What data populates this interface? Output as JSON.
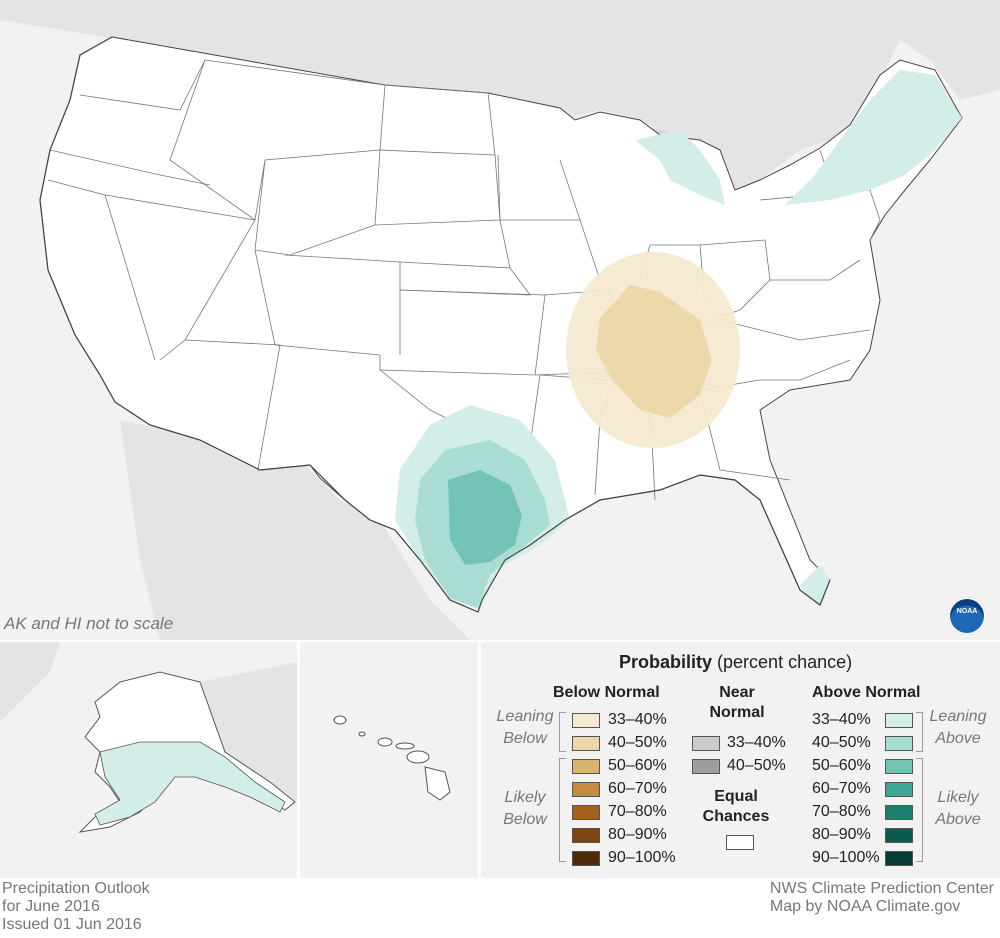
{
  "map": {
    "scale_note": "AK and HI not to scale",
    "logo_text": "NOAA",
    "land_color": "#ffffff",
    "background_color": "#f2f2f2",
    "regions": [
      {
        "name": "Ohio Valley / Mid-South",
        "category": "Below Normal",
        "probabilities": [
          "33–40%",
          "40–50%"
        ]
      },
      {
        "name": "Texas",
        "category": "Above Normal",
        "probabilities": [
          "33–40%",
          "40–50%",
          "50–60%"
        ]
      },
      {
        "name": "Northeast / New England",
        "category": "Above Normal",
        "probabilities": [
          "33–40%"
        ]
      },
      {
        "name": "Michigan",
        "category": "Above Normal",
        "probabilities": [
          "33–40%"
        ]
      },
      {
        "name": "South Florida",
        "category": "Above Normal",
        "probabilities": [
          "33–40%"
        ]
      },
      {
        "name": "Southern Alaska",
        "category": "Above Normal",
        "probabilities": [
          "33–40%"
        ]
      }
    ]
  },
  "legend": {
    "title_bold": "Probability",
    "title_rest": "(percent chance)",
    "below": {
      "header": "Below Normal",
      "levels": [
        "33–40%",
        "40–50%",
        "50–60%",
        "60–70%",
        "70–80%",
        "80–90%",
        "90–100%"
      ],
      "colors": [
        "#f6ead0",
        "#ecd7a8",
        "#d9b46f",
        "#c58c3d",
        "#a2621d",
        "#7c4511",
        "#4e2b07"
      ]
    },
    "near": {
      "header_1": "Near",
      "header_2": "Normal",
      "levels": [
        "33–40%",
        "40–50%"
      ],
      "colors": [
        "#cccccc",
        "#9e9e9e"
      ]
    },
    "above": {
      "header": "Above Normal",
      "levels": [
        "33–40%",
        "40–50%",
        "50–60%",
        "60–70%",
        "70–80%",
        "80–90%",
        "90–100%"
      ],
      "colors": [
        "#d3ede8",
        "#a9dcd3",
        "#74c4b5",
        "#3fa595",
        "#1d7f70",
        "#0d5a4e",
        "#063a32"
      ]
    },
    "equal_1": "Equal",
    "equal_2": "Chances",
    "leaning_below_1": "Leaning",
    "leaning_below_2": "Below",
    "likely_below_1": "Likely",
    "likely_below_2": "Below",
    "leaning_above_1": "Leaning",
    "leaning_above_2": "Above",
    "likely_above_1": "Likely",
    "likely_above_2": "Above"
  },
  "footer": {
    "left_1": "Precipitation Outlook",
    "left_2": "for June 2016",
    "left_3": "Issued 01 Jun 2016",
    "right_1": "NWS Climate Prediction Center",
    "right_2": "Map by NOAA Climate.gov"
  }
}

#####

YOUR INSTRUCTIONS: Set the data above down again exactly as given, with no pictures.

ANSWER TO THIS TASK:
What data populates this interface? Output as JSON.
{
  "map": {
    "scale_note": "AK and HI not to scale",
    "logo_text": "NOAA",
    "land_color": "#ffffff",
    "background_color": "#f2f2f2",
    "regions": [
      {
        "name": "Ohio Valley / Mid-South",
        "category": "Below Normal",
        "probabilities": [
          "33–40%",
          "40–50%"
        ]
      },
      {
        "name": "Texas",
        "category": "Above Normal",
        "probabilities": [
          "33–40%",
          "40–50%",
          "50–60%"
        ]
      },
      {
        "name": "Northeast / New England",
        "category": "Above Normal",
        "probabilities": [
          "33–40%"
        ]
      },
      {
        "name": "Michigan",
        "category": "Above Normal",
        "probabilities": [
          "33–40%"
        ]
      },
      {
        "name": "South Florida",
        "category": "Above Normal",
        "probabilities": [
          "33–40%"
        ]
      },
      {
        "name": "Southern Alaska",
        "category": "Above Normal",
        "probabilities": [
          "33–40%"
        ]
      }
    ]
  },
  "legend": {
    "title_bold": "Probability",
    "title_rest": "(percent chance)",
    "below": {
      "header": "Below Normal",
      "levels": [
        "33–40%",
        "40–50%",
        "50–60%",
        "60–70%",
        "70–80%",
        "80–90%",
        "90–100%"
      ],
      "colors": [
        "#f6ead0",
        "#ecd7a8",
        "#d9b46f",
        "#c58c3d",
        "#a2621d",
        "#7c4511",
        "#4e2b07"
      ]
    },
    "near": {
      "header_1": "Near",
      "header_2": "Normal",
      "levels": [
        "33–40%",
        "40–50%"
      ],
      "colors": [
        "#cccccc",
        "#9e9e9e"
      ]
    },
    "above": {
      "header": "Above Normal",
      "levels": [
        "33–40%",
        "40–50%",
        "50–60%",
        "60–70%",
        "70–80%",
        "80–90%",
        "90–100%"
      ],
      "colors": [
        "#d3ede8",
        "#a9dcd3",
        "#74c4b5",
        "#3fa595",
        "#1d7f70",
        "#0d5a4e",
        "#063a32"
      ]
    },
    "equal_1": "Equal",
    "equal_2": "Chances",
    "leaning_below_1": "Leaning",
    "leaning_below_2": "Below",
    "likely_below_1": "Likely",
    "likely_below_2": "Below",
    "leaning_above_1": "Leaning",
    "leaning_above_2": "Above",
    "likely_above_1": "Likely",
    "likely_above_2": "Above"
  },
  "footer": {
    "left_1": "Precipitation Outlook",
    "left_2": "for June 2016",
    "left_3": "Issued 01 Jun 2016",
    "right_1": "NWS Climate Prediction Center",
    "right_2": "Map by NOAA Climate.gov"
  }
}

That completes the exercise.